→ **SHORT PROBLEM**: Spot every line with the word "ylabel" and return it.

→ **LISTED RECORDS**:
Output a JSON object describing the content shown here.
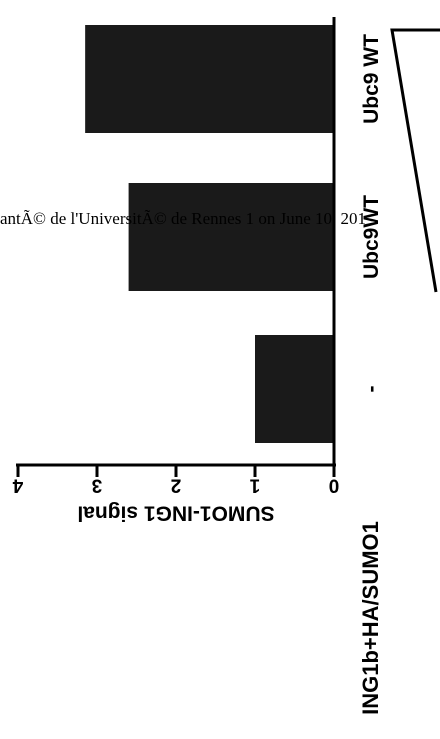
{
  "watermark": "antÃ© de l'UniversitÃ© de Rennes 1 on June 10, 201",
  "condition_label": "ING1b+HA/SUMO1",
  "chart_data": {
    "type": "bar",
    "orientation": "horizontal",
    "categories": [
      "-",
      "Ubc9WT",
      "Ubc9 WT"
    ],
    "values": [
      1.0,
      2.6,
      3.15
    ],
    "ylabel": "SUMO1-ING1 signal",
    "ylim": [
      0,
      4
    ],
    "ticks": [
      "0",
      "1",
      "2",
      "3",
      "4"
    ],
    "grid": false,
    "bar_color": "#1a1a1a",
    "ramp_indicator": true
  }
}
---
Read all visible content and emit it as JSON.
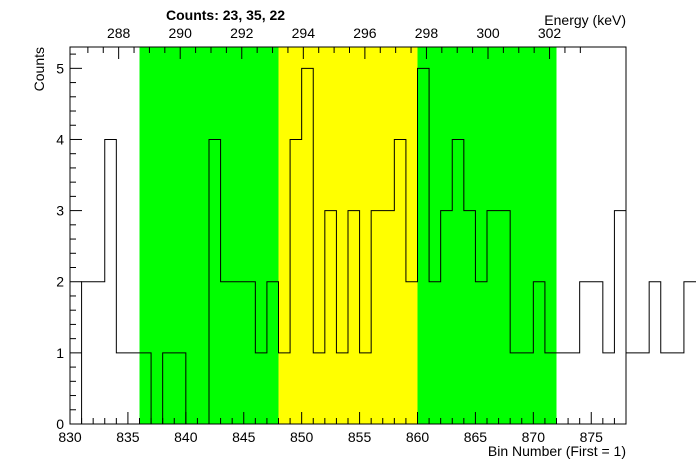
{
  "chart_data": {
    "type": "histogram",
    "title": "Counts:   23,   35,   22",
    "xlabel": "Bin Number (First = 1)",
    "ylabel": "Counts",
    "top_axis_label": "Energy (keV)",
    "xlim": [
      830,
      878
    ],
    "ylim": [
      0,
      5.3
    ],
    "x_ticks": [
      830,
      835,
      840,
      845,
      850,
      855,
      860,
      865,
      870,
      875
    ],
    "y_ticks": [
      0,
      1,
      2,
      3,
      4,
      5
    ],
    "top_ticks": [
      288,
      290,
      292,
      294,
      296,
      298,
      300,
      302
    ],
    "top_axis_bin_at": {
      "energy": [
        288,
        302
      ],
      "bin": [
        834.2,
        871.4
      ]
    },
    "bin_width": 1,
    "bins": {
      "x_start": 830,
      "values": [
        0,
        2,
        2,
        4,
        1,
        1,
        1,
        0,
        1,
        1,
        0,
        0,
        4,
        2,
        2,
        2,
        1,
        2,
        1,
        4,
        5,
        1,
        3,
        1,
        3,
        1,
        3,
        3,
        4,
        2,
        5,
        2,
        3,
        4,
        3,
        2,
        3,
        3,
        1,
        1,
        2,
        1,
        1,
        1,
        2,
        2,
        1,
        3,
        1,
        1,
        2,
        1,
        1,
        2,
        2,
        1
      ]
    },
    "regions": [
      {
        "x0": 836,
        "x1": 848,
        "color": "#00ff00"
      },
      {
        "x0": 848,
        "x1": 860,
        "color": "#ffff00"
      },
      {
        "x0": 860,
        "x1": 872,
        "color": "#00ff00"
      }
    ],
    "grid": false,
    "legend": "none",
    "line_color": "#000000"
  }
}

→ **TASK RESPONSE**:
    "ylabel": "SUMO1-ING1 signal",
    "ylabel": "Counts",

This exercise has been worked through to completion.